Work task:
Please extract the passage of the text on embedding hidden music, from "You set the" up to and including "the stars below.".

[Text provided]

A SIMPLE HTML CODE THAT NEARLY ALWAYS
WORKS
FOR EMBEDDED HIDDEN MUSIC
EENCY WEENCY SPIDER SHOULD BE PLAYING
It is currently set to be hidden, to auto-start on page load and to play
two times.
You set the loop=setting to a figure one less than
you want the song to play.
To play only once set loop= to false
If you have Crescendo and you have checked your option to not allow looping it will only play once.
Check the code. The code for the embedded music is located in the blank space between the stars below.
All you have to do is copy and paste this code into your web page, change the coding to the url where you want your midi file located and change the name of the song to your song and upload your .html page and your .mid file to your server and you should be ready to play music. (Stay away from CAPITOL LETTERS) Get in the habit of making all your file names lower case and you won't have as many problems!!!
Maybe I better explain the above paragraph a little further.
All files whether plain ascii which is plain old ordinary text which your
HTML are or Binary, which are your midi's, Wav's, graphics and everything
else that is not plain text are uploaded to your server via FTP "File Transfer
Protocol". This makes no difference whether your using the Web Page
servers built in uploading program or whether you have a stand-alone FTP
program such as Cute, WS FTP and others. Many FTP programs make the
decision for you whether the file is a ascii text file or a binary file,
such as the program
WS FTP. Unfortunately their are FTP programs such as the built-in ones
in older versions of AOL where you have to tell the program what type of
file it is before uploading it. You choose wrong, chances are your
page will not load or your midi will not play. So just upload all your
html and text files as ascii and upload
everything else as binary, and 99.9%
of the time the files will work.

[/Text provided]
[Source data]

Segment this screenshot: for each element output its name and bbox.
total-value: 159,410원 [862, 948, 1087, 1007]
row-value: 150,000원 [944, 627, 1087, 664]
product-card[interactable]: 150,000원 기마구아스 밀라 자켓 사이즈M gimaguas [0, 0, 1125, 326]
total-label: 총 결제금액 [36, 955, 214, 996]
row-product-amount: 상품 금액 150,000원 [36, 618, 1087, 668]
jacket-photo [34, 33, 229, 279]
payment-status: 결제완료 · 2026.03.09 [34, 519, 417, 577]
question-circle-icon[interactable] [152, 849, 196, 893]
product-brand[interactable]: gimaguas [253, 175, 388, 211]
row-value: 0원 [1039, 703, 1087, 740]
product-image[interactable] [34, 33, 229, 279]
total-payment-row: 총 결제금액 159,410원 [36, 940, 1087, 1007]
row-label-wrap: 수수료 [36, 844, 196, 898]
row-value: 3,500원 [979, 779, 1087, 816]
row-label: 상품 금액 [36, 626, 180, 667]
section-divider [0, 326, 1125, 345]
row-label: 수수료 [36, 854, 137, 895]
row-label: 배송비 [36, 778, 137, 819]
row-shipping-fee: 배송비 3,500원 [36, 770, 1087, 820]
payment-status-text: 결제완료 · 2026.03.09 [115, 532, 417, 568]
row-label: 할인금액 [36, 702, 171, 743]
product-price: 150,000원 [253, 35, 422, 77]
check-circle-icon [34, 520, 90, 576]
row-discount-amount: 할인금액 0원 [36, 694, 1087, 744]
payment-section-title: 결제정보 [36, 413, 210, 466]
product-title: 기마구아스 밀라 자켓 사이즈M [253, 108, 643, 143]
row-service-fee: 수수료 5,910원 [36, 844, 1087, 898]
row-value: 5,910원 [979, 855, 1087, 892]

[/Source data]

Expected answer:
You set the loop=setting to a figure one less than
you want the song to play.
To play only once set loop= to false
If you have Crescendo and you have checked your option to not allow looping it will only play once.
Check the code. The code for the embedded music is located in the blank space between the stars below.